Excerpt from a dataset
________________________

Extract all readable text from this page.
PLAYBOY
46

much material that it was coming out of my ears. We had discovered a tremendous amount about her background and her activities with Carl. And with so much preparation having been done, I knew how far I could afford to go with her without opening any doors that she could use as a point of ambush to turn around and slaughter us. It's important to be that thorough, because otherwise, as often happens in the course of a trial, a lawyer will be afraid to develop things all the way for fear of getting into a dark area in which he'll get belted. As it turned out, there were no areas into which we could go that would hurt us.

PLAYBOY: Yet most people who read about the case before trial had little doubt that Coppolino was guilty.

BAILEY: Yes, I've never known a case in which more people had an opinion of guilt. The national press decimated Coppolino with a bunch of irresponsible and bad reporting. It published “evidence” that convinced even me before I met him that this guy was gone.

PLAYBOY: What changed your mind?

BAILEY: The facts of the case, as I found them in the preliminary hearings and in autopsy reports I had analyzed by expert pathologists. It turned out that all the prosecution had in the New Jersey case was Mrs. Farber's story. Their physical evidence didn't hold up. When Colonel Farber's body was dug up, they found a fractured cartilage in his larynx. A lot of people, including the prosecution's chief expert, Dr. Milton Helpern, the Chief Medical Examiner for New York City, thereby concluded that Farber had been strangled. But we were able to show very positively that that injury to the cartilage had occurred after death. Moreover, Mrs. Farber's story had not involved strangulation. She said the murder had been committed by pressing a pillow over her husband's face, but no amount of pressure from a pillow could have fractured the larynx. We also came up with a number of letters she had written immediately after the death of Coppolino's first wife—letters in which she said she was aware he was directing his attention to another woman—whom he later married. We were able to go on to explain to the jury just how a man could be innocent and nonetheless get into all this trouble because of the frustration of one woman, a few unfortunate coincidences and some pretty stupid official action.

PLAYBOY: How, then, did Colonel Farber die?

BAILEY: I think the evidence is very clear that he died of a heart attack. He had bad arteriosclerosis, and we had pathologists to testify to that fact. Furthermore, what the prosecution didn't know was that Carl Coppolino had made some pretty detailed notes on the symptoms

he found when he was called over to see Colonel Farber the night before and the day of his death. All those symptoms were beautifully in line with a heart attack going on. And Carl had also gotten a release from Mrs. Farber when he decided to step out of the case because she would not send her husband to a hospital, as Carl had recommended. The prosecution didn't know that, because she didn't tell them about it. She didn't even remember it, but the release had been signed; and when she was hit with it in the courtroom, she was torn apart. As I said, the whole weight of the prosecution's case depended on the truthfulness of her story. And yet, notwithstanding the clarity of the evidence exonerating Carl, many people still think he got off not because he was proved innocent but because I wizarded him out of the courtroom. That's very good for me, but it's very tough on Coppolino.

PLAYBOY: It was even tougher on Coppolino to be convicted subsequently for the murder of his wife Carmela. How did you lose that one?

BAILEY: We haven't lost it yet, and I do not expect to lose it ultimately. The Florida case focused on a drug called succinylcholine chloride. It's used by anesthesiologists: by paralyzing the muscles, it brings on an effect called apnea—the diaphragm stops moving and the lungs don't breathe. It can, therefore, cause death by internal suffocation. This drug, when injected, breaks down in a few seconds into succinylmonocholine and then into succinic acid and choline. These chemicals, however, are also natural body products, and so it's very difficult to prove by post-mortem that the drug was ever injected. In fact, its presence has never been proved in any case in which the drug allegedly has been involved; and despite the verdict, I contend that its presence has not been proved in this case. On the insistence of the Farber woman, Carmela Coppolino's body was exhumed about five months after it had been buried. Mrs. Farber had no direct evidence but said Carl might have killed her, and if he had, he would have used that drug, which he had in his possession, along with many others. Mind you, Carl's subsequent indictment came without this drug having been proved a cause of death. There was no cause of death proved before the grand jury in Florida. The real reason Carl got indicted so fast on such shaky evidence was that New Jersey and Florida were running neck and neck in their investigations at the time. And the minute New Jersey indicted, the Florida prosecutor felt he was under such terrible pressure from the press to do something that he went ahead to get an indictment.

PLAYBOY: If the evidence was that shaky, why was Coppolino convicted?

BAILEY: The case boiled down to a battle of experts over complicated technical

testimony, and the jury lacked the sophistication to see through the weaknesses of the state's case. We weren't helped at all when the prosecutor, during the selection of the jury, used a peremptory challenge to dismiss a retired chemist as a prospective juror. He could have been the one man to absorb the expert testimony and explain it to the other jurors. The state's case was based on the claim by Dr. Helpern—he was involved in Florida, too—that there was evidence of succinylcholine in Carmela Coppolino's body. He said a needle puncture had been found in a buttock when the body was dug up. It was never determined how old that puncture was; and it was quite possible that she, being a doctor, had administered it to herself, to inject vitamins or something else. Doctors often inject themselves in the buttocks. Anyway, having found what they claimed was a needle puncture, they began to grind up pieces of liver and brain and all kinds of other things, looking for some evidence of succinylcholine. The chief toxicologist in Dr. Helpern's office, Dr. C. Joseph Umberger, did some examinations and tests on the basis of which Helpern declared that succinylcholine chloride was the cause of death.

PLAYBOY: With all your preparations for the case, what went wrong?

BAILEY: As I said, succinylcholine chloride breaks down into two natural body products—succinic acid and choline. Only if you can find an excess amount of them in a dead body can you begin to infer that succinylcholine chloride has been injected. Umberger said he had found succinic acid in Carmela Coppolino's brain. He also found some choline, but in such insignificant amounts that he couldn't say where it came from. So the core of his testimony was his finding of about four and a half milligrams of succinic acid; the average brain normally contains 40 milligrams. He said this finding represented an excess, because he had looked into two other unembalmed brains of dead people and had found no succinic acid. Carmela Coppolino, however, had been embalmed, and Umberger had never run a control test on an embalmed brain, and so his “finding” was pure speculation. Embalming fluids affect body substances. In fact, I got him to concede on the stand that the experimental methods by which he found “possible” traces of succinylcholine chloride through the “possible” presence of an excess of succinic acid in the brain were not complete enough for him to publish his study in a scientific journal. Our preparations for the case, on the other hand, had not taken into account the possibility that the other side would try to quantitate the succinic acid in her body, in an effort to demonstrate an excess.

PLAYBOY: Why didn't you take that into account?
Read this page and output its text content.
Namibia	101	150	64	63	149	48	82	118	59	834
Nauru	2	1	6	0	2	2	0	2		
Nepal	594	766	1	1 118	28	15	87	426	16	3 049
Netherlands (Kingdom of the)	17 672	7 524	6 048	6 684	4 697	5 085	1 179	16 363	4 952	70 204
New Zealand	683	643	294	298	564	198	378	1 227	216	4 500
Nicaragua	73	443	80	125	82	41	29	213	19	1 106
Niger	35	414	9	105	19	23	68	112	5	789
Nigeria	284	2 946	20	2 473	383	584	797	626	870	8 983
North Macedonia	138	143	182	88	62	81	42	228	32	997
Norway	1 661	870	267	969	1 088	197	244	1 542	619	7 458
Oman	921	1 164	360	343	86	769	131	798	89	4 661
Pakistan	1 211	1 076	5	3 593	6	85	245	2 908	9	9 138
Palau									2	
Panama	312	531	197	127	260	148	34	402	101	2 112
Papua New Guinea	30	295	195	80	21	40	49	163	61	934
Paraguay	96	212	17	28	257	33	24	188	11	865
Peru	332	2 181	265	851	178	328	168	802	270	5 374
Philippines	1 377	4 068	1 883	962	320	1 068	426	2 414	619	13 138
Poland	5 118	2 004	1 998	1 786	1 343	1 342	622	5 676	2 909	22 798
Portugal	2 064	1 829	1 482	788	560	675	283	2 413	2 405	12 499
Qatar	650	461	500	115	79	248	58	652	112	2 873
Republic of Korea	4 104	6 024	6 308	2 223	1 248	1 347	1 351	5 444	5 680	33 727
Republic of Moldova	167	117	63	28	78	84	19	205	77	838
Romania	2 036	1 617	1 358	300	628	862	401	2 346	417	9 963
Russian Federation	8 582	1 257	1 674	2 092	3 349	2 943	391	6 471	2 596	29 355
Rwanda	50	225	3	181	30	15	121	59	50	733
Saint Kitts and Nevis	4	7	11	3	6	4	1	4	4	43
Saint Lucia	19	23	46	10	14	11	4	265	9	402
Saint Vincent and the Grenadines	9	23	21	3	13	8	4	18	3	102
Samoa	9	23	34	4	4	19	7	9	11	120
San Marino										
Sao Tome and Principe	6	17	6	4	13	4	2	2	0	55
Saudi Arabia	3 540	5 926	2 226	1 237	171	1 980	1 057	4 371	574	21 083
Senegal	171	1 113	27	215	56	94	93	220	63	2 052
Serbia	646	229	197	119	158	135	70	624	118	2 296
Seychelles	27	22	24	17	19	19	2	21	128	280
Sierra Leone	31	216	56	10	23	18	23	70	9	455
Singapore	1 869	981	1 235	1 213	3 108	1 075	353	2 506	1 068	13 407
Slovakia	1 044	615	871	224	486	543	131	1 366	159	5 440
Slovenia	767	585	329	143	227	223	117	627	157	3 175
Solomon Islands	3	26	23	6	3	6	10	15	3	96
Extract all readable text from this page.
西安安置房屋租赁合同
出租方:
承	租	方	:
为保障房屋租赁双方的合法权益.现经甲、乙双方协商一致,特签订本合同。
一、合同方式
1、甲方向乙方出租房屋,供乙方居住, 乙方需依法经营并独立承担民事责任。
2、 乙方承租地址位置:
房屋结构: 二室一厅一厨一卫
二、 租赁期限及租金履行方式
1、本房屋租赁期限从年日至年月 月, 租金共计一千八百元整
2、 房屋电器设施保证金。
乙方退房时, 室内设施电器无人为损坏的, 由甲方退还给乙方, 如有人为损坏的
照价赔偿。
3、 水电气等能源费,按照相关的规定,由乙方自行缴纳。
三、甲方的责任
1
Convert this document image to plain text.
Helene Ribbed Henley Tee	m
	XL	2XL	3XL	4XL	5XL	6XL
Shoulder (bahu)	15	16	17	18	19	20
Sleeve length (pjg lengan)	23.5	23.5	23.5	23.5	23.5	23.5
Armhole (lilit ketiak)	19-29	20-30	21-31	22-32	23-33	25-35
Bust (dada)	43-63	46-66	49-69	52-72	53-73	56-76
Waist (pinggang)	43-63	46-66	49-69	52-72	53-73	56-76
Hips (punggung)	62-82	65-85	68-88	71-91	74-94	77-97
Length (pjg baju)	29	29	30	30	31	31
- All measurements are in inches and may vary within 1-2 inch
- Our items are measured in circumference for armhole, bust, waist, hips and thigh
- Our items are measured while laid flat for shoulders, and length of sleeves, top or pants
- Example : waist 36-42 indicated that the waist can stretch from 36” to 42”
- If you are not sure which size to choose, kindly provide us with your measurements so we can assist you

________________________

● **Short problem**
Pull every line containing "measurements" from the material above.

● **The response**
- All measurements are in inches and may vary within 1-2 inch
- If you are not sure which size to choose, kindly provide us with your measurements so we can assist you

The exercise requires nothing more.